Records from a collection of figures:
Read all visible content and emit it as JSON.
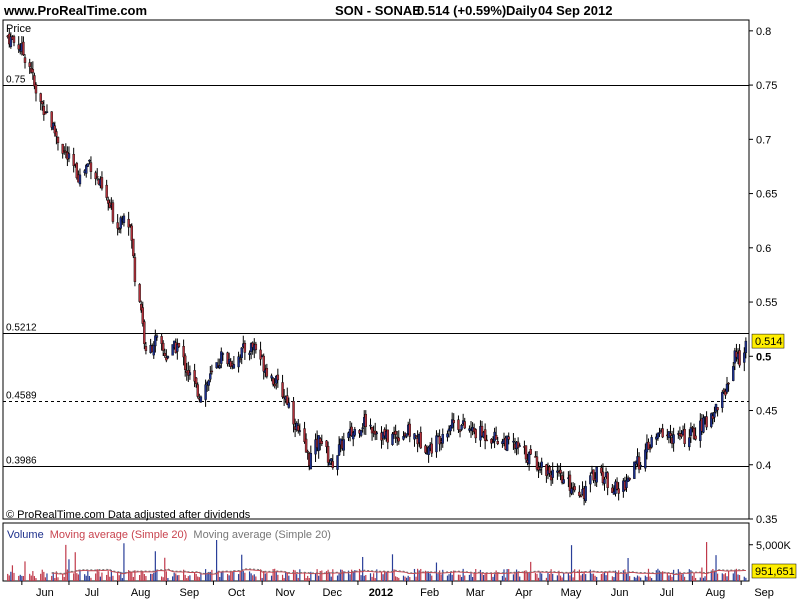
{
  "header": {
    "site": "www.ProRealTime.com",
    "symbol": "SON - SONAE",
    "price_change": "0.514 (+0.59%)",
    "period": "Daily",
    "date": "04 Sep 2012"
  },
  "colors": {
    "up": "#1c2f8c",
    "down": "#b0303a",
    "volume_up": "#2a3f99",
    "volume_down": "#c0394a",
    "ma_red": "#c8434e",
    "ma_gray": "#777777",
    "current_price_badge": "#ffee00"
  },
  "chart_data": [
    {
      "type": "candlestick",
      "title": "Price",
      "ylim": [
        0.35,
        0.81
      ],
      "ytick_labels": [
        "0.8",
        "0.75",
        "0.7",
        "0.65",
        "0.6",
        "0.55",
        "0.5",
        "0.45",
        "0.4",
        "0.35"
      ],
      "ytick_values": [
        0.8,
        0.75,
        0.7,
        0.65,
        0.6,
        0.55,
        0.5,
        0.45,
        0.4,
        0.35
      ],
      "xtick_labels": [
        "Jun",
        "Jul",
        "Aug",
        "Sep",
        "Oct",
        "Nov",
        "Dec",
        "2012",
        "Feb",
        "Mar",
        "Apr",
        "May",
        "Jun",
        "Jul",
        "Aug",
        "Sep"
      ],
      "levels": [
        {
          "value": 0.75,
          "label": "0.75",
          "style": "solid"
        },
        {
          "value": 0.5212,
          "label": "0.5212",
          "style": "solid"
        },
        {
          "value": 0.4589,
          "label": "0.4589",
          "style": "dashed"
        },
        {
          "value": 0.3986,
          "label": "0.3986",
          "style": "solid"
        }
      ],
      "current_price": 0.514,
      "current_price_label": "0.514",
      "close_path": [
        [
          "2011-05-23",
          0.795
        ],
        [
          "2011-05-31",
          0.785
        ],
        [
          "2011-06-07",
          0.765
        ],
        [
          "2011-06-10",
          0.74
        ],
        [
          "2011-06-17",
          0.725
        ],
        [
          "2011-06-24",
          0.7
        ],
        [
          "2011-07-01",
          0.68
        ],
        [
          "2011-07-08",
          0.665
        ],
        [
          "2011-07-14",
          0.68
        ],
        [
          "2011-07-20",
          0.66
        ],
        [
          "2011-07-26",
          0.64
        ],
        [
          "2011-08-01",
          0.62
        ],
        [
          "2011-08-05",
          0.635
        ],
        [
          "2011-08-09",
          0.62
        ],
        [
          "2011-08-12",
          0.575
        ],
        [
          "2011-08-16",
          0.545
        ],
        [
          "2011-08-19",
          0.5
        ],
        [
          "2011-08-25",
          0.515
        ],
        [
          "2011-09-01",
          0.5
        ],
        [
          "2011-09-08",
          0.51
        ],
        [
          "2011-09-15",
          0.485
        ],
        [
          "2011-09-22",
          0.465
        ],
        [
          "2011-09-29",
          0.48
        ],
        [
          "2011-10-06",
          0.5
        ],
        [
          "2011-10-13",
          0.495
        ],
        [
          "2011-10-20",
          0.505
        ],
        [
          "2011-10-27",
          0.51
        ],
        [
          "2011-11-03",
          0.49
        ],
        [
          "2011-11-10",
          0.475
        ],
        [
          "2011-11-17",
          0.46
        ],
        [
          "2011-11-24",
          0.43
        ],
        [
          "2011-12-01",
          0.405
        ],
        [
          "2011-12-08",
          0.425
        ],
        [
          "2011-12-15",
          0.4
        ],
        [
          "2011-12-22",
          0.42
        ],
        [
          "2012-01-05",
          0.44
        ],
        [
          "2012-01-19",
          0.425
        ],
        [
          "2012-02-02",
          0.43
        ],
        [
          "2012-02-16",
          0.415
        ],
        [
          "2012-03-01",
          0.44
        ],
        [
          "2012-03-15",
          0.43
        ],
        [
          "2012-03-29",
          0.425
        ],
        [
          "2012-04-12",
          0.415
        ],
        [
          "2012-04-26",
          0.4
        ],
        [
          "2012-05-10",
          0.385
        ],
        [
          "2012-05-24",
          0.375
        ],
        [
          "2012-06-01",
          0.395
        ],
        [
          "2012-06-08",
          0.385
        ],
        [
          "2012-06-15",
          0.375
        ],
        [
          "2012-06-22",
          0.39
        ],
        [
          "2012-06-29",
          0.405
        ],
        [
          "2012-07-06",
          0.42
        ],
        [
          "2012-07-13",
          0.43
        ],
        [
          "2012-07-20",
          0.425
        ],
        [
          "2012-07-27",
          0.425
        ],
        [
          "2012-08-03",
          0.43
        ],
        [
          "2012-08-10",
          0.44
        ],
        [
          "2012-08-17",
          0.455
        ],
        [
          "2012-08-24",
          0.475
        ],
        [
          "2012-08-28",
          0.505
        ],
        [
          "2012-08-31",
          0.495
        ],
        [
          "2012-09-04",
          0.514
        ]
      ]
    },
    {
      "type": "bar",
      "title": "Volume",
      "legend": [
        "Volume",
        "Moving average (Simple 20)",
        "Moving average (Simple 20)"
      ],
      "ytick_labels": [
        "5,000K"
      ],
      "ytick_values": [
        5000
      ],
      "ylim": [
        0,
        8000
      ],
      "unit": "K",
      "current_value_label": "951,651",
      "current_value": 951651
    }
  ],
  "notes": {
    "copyright": "© ProRealTime.com Data adjusted after dividends"
  }
}
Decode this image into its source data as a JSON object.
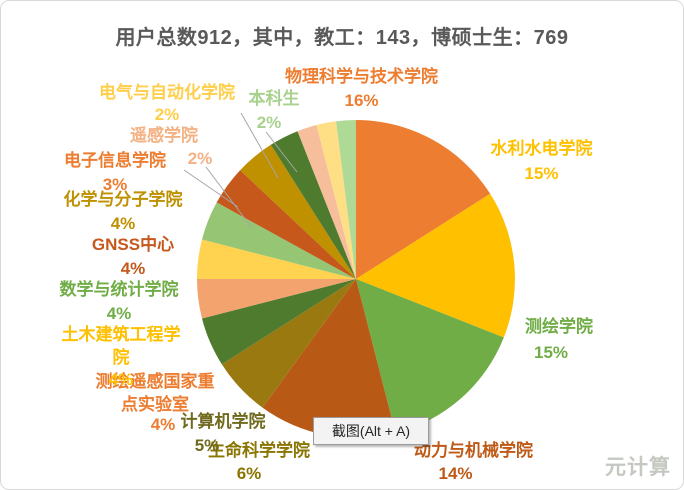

*Exercise*
Pull out all lines from the entries above that include the word "JSON".

*Exercise response*
Read all visible content and emit it as JSON.
Decode this image into its source data as a JSON object.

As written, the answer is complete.